What is asked:
Copy, in full, each line of the material that holds the word "name".
━━━ Record extracts ━━━
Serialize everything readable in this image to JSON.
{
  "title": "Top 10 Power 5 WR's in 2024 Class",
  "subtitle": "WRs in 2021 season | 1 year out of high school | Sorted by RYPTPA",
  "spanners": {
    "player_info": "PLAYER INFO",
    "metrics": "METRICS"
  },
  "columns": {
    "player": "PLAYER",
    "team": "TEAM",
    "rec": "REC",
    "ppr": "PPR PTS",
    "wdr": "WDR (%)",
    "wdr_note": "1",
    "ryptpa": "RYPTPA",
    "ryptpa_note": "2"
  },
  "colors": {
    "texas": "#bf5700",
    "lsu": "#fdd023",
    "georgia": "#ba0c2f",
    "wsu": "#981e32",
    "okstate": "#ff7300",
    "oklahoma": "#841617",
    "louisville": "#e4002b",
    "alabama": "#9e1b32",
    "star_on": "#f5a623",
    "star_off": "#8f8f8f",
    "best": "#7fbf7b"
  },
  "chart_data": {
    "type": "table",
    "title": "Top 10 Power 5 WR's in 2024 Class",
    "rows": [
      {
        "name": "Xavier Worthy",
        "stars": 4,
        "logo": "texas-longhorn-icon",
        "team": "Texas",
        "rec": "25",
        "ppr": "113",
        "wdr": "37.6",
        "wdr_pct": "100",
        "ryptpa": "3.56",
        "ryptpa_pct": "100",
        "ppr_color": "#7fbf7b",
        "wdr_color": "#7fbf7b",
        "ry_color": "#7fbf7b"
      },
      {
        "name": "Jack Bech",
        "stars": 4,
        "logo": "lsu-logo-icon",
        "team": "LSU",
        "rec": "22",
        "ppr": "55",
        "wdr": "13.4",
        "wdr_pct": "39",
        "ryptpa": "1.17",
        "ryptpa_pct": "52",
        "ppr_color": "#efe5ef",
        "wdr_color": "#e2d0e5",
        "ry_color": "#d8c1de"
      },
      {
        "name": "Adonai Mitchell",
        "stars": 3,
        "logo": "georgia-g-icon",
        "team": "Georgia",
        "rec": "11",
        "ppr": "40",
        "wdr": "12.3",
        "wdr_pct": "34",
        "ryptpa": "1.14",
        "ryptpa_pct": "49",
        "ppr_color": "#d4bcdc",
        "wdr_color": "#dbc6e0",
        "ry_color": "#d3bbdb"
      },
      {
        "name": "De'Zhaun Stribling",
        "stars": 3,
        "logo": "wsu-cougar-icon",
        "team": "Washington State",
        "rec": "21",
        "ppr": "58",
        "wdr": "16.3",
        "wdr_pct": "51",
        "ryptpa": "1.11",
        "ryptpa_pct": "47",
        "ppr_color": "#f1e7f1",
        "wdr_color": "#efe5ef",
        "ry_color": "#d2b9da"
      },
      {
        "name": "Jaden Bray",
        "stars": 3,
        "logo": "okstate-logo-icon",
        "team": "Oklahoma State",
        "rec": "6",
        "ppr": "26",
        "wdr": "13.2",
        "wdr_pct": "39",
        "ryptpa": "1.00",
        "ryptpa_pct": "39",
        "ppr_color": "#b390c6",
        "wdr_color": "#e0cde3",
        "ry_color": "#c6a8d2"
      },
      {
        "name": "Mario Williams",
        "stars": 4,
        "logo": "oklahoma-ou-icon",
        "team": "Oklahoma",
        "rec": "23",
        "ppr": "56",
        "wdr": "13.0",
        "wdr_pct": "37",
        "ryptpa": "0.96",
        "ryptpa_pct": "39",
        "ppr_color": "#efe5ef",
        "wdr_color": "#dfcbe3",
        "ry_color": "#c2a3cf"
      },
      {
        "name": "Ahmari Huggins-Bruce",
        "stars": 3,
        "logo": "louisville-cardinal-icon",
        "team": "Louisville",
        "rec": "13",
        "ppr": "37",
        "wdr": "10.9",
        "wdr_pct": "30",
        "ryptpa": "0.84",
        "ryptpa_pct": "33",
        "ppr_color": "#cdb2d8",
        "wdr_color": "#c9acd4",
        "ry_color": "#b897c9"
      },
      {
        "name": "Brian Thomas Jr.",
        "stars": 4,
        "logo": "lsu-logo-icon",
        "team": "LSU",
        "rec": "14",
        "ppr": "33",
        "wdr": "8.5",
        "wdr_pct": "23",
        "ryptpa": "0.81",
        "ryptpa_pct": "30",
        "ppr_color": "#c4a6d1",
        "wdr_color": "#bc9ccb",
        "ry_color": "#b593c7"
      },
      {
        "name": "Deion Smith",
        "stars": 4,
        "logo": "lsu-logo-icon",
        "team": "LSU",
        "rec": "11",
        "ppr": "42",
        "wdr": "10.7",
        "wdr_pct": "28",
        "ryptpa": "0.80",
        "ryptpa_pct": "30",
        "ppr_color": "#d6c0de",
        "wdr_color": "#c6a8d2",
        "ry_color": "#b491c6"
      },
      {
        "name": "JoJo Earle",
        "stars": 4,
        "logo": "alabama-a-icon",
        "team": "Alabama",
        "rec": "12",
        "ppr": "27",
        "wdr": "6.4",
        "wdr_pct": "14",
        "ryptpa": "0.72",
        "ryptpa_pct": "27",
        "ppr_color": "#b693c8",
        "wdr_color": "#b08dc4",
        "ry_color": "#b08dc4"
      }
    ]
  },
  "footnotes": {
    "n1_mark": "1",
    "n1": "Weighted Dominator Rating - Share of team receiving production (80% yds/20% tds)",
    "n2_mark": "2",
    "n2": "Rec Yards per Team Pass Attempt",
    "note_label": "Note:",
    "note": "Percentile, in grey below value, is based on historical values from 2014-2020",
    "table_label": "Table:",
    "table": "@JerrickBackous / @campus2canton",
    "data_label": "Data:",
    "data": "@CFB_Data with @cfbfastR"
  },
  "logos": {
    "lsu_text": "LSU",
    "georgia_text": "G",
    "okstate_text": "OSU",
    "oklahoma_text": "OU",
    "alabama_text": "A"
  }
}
━━━
Answer to the problem:
        "name": "Xavier Worthy",
        "name": "Jack Bech",
        "name": "Adonai Mitchell",
        "name": "De'Zhaun Stribling",
        "name": "Jaden Bray",
        "name": "Mario Williams",
        "name": "Ahmari Huggins-Bruce",
        "name": "Brian Thomas Jr.",
        "name": "Deion Smith",
        "name": "JoJo Earle",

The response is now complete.